◆ Aim ◆
Report how many lines hold the word "false"; answer with the number alone.
— start Recorded data —
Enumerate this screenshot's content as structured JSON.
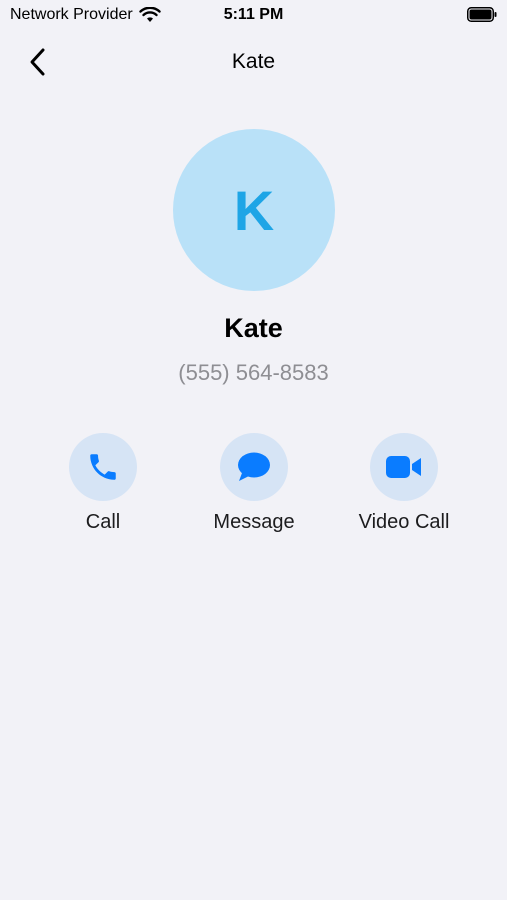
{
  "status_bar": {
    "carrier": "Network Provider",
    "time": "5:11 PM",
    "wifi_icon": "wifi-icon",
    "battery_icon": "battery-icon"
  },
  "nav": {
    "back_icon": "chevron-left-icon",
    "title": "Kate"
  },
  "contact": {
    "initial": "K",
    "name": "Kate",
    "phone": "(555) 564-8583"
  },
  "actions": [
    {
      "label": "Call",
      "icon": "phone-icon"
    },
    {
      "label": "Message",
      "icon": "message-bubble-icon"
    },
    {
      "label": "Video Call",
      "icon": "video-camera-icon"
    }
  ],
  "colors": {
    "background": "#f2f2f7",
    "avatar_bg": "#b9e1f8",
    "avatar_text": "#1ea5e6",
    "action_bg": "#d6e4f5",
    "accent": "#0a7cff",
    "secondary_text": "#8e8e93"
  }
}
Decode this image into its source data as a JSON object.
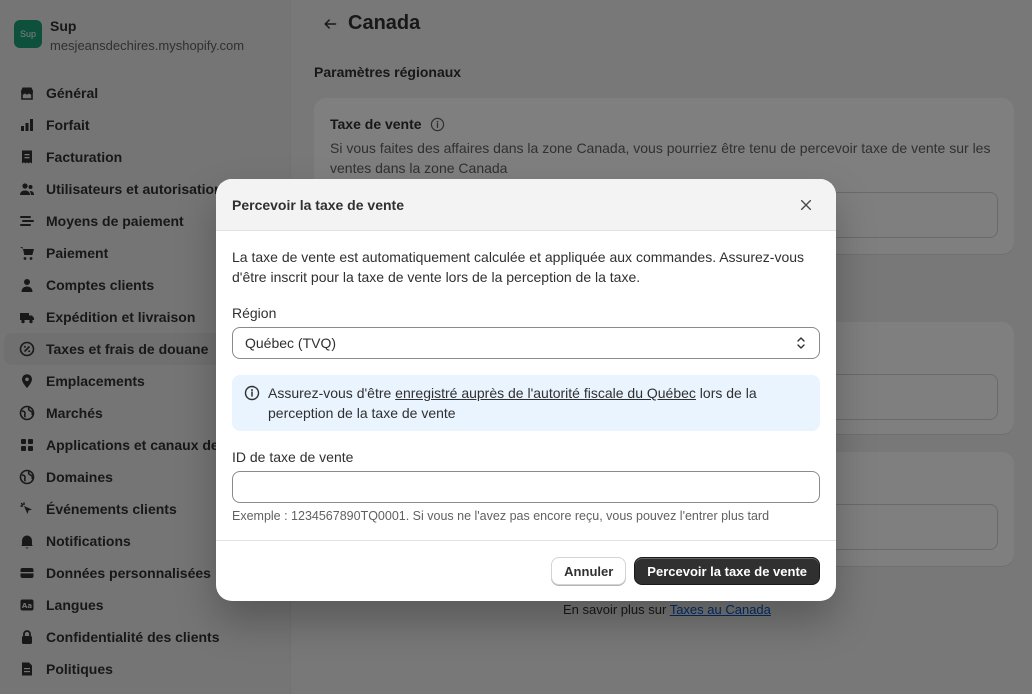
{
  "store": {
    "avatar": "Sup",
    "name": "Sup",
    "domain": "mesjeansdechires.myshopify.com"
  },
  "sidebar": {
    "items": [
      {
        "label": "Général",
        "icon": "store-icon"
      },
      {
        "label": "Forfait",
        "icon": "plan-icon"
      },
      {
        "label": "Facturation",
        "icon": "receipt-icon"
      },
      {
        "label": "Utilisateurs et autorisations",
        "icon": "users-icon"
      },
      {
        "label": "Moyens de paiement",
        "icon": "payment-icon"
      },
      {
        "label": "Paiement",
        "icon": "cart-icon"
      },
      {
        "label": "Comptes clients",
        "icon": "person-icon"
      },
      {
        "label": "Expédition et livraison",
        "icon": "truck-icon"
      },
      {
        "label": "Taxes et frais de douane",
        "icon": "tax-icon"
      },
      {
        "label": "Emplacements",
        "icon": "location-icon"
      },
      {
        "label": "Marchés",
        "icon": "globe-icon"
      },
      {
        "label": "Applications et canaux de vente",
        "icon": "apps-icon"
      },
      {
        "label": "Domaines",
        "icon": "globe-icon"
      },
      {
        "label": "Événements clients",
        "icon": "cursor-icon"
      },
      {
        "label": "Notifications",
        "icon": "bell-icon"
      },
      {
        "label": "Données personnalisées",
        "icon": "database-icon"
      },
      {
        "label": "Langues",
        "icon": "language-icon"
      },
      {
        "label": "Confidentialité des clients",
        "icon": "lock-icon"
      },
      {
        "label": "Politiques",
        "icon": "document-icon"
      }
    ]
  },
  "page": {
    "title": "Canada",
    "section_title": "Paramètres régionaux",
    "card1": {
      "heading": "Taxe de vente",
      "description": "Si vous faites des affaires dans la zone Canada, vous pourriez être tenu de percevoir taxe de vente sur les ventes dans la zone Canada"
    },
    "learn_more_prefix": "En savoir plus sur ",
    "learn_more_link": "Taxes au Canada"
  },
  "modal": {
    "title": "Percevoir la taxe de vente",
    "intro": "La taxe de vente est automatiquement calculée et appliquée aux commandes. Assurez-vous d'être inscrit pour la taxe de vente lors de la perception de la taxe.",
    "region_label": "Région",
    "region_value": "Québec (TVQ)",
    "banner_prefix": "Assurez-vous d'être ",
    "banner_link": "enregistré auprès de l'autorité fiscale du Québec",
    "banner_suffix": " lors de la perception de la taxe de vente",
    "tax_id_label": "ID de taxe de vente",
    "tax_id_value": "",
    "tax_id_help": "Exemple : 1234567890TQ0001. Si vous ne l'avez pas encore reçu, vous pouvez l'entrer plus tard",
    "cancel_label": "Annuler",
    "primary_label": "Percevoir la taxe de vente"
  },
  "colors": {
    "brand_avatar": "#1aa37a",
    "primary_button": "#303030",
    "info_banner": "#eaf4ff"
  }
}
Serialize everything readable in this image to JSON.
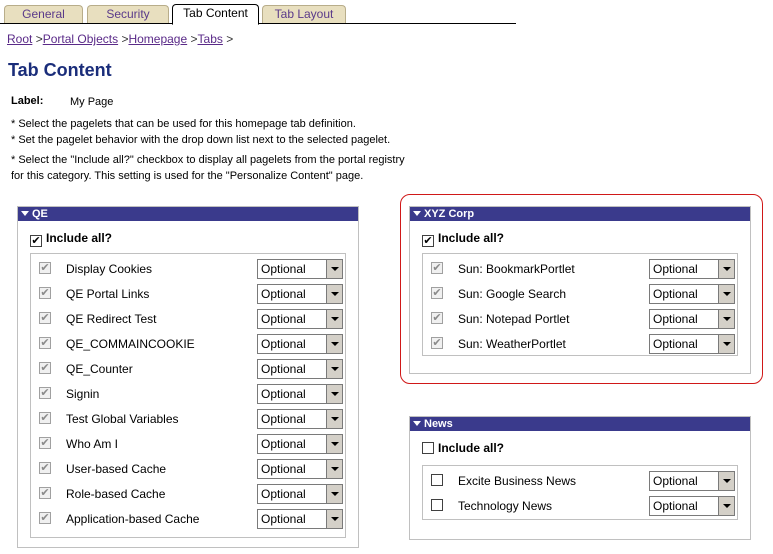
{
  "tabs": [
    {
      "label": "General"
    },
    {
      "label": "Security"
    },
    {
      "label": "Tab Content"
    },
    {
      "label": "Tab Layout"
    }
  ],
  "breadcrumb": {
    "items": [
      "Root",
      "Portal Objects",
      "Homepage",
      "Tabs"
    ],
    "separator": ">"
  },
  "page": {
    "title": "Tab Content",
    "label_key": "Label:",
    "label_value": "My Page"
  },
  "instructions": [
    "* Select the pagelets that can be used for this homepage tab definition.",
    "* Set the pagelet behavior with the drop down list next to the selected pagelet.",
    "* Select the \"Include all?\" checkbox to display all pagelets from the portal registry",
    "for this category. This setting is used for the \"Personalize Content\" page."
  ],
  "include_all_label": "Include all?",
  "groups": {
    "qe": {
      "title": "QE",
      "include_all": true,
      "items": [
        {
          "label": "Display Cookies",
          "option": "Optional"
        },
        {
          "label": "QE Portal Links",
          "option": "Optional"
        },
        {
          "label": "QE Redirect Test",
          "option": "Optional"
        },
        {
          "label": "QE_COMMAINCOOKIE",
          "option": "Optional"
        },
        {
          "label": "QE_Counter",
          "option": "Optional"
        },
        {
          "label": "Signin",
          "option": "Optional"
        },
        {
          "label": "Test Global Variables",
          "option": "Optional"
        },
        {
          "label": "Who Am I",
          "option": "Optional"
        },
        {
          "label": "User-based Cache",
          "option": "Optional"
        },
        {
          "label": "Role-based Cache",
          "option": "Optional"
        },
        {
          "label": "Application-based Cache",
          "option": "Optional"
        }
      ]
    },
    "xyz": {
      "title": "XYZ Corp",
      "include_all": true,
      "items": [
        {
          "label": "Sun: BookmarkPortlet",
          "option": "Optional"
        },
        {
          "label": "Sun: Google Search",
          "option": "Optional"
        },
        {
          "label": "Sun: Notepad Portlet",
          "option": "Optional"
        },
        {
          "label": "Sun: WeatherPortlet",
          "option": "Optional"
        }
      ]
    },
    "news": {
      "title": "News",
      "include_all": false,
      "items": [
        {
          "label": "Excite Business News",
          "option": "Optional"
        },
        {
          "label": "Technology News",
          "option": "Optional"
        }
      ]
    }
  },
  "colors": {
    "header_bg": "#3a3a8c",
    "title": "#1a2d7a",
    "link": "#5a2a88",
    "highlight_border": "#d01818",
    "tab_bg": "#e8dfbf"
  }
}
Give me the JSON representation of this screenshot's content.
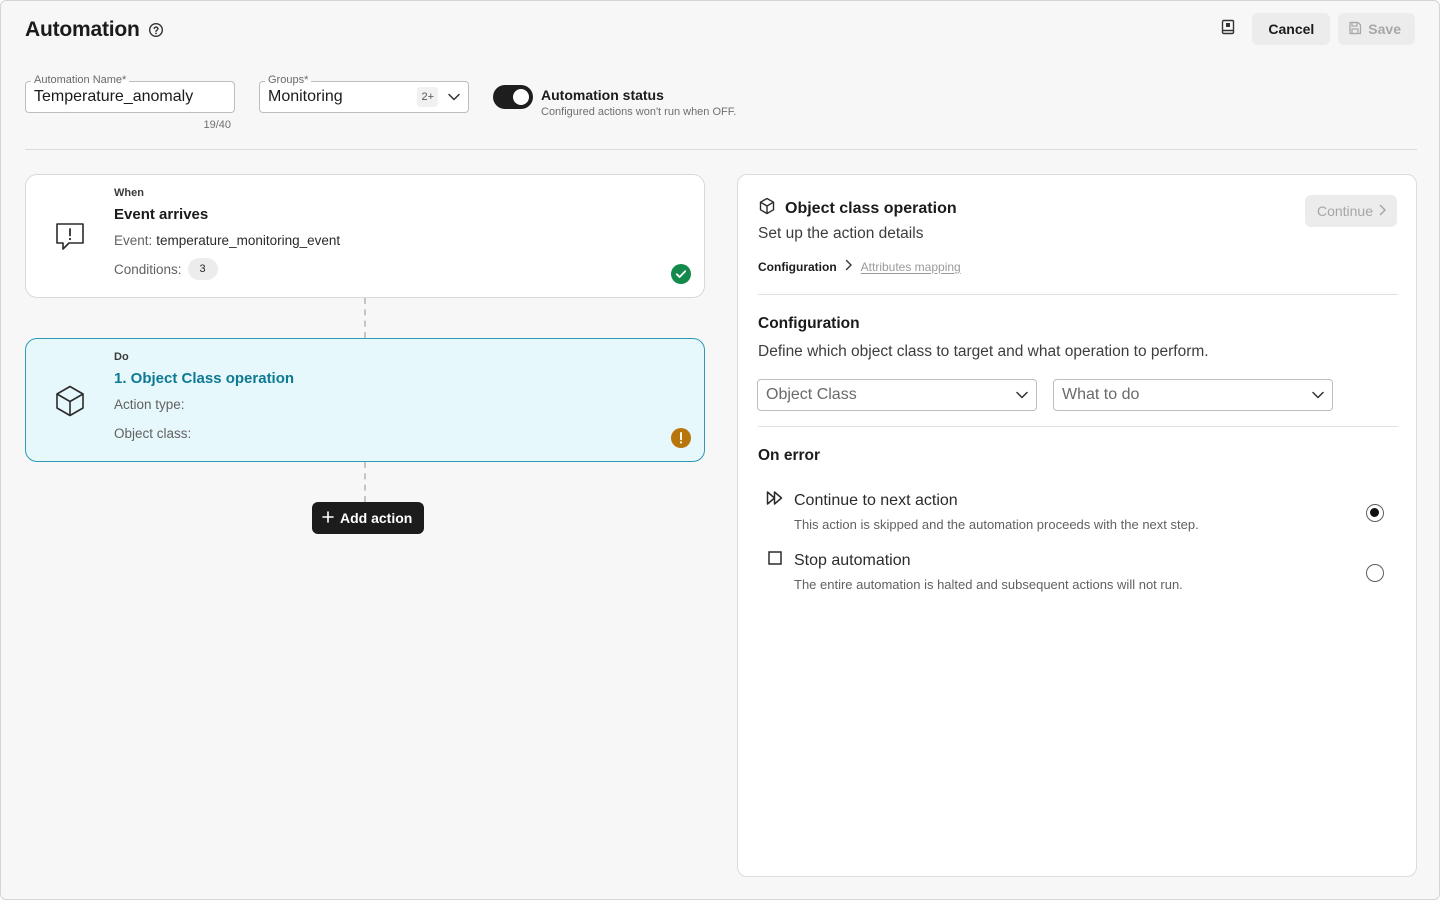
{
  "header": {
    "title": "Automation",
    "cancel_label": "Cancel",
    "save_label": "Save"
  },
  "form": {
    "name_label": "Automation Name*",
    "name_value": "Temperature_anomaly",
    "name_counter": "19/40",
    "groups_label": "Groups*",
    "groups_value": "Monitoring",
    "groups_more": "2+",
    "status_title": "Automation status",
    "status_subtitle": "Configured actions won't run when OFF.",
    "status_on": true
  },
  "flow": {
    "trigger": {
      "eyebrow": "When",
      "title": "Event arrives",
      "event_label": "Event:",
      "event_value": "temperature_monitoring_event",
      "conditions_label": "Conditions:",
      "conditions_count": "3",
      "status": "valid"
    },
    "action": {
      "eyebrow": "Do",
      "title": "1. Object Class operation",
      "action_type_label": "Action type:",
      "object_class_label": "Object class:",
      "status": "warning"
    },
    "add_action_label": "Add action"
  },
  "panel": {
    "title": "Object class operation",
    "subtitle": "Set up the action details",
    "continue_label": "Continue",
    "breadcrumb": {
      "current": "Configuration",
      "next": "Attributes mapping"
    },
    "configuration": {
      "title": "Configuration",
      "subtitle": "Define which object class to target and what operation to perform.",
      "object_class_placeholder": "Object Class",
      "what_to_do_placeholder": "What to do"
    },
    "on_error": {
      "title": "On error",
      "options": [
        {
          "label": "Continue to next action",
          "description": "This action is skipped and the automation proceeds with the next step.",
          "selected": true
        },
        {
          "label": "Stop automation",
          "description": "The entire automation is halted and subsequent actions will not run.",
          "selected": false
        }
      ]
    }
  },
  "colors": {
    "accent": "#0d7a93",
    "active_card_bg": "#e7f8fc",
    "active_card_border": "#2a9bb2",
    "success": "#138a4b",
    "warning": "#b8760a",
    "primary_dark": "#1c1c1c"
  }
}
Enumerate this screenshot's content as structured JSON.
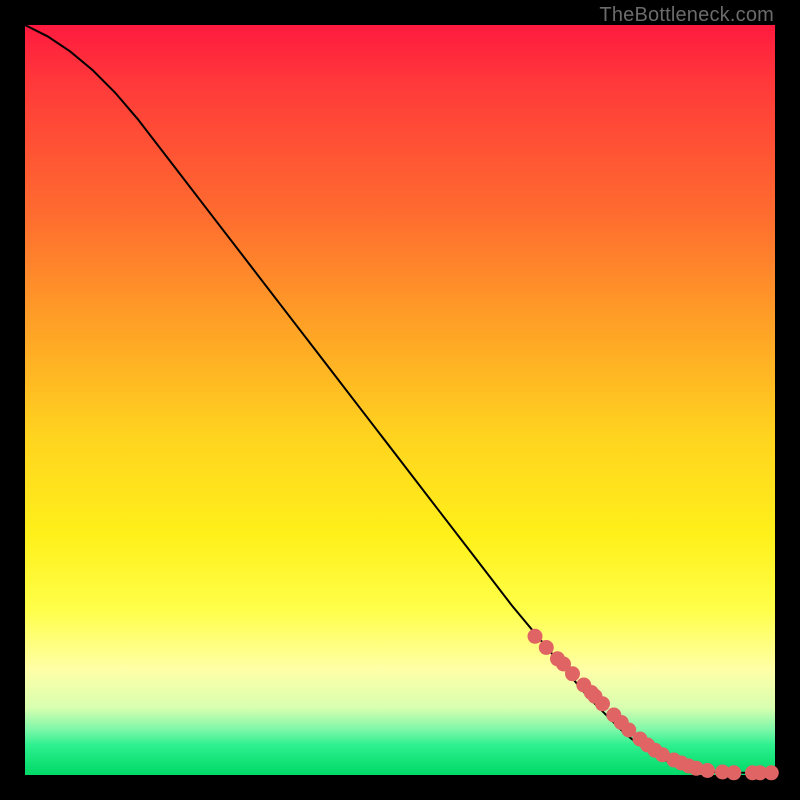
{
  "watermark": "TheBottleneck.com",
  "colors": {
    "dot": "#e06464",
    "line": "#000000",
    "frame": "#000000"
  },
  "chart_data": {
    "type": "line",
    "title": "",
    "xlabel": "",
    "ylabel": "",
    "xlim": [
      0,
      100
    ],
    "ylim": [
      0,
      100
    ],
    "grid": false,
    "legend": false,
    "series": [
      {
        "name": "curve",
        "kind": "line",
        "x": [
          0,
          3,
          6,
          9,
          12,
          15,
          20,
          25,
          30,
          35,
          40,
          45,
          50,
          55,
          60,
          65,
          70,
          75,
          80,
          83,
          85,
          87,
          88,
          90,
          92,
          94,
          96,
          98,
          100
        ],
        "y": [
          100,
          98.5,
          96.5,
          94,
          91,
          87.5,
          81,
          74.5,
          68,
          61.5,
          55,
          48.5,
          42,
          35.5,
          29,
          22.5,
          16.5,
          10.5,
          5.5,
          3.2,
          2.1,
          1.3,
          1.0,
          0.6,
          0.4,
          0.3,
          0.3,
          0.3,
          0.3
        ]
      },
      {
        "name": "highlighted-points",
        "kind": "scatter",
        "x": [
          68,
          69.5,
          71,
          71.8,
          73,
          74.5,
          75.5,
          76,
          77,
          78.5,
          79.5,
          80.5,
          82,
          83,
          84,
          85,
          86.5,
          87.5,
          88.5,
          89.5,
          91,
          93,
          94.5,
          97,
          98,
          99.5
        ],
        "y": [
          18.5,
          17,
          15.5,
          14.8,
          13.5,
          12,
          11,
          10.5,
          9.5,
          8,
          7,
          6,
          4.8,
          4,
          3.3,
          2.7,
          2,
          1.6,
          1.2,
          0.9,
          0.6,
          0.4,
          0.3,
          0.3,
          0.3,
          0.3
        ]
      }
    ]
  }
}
— end Recorded data —
◆ Response for this exercise ◆
4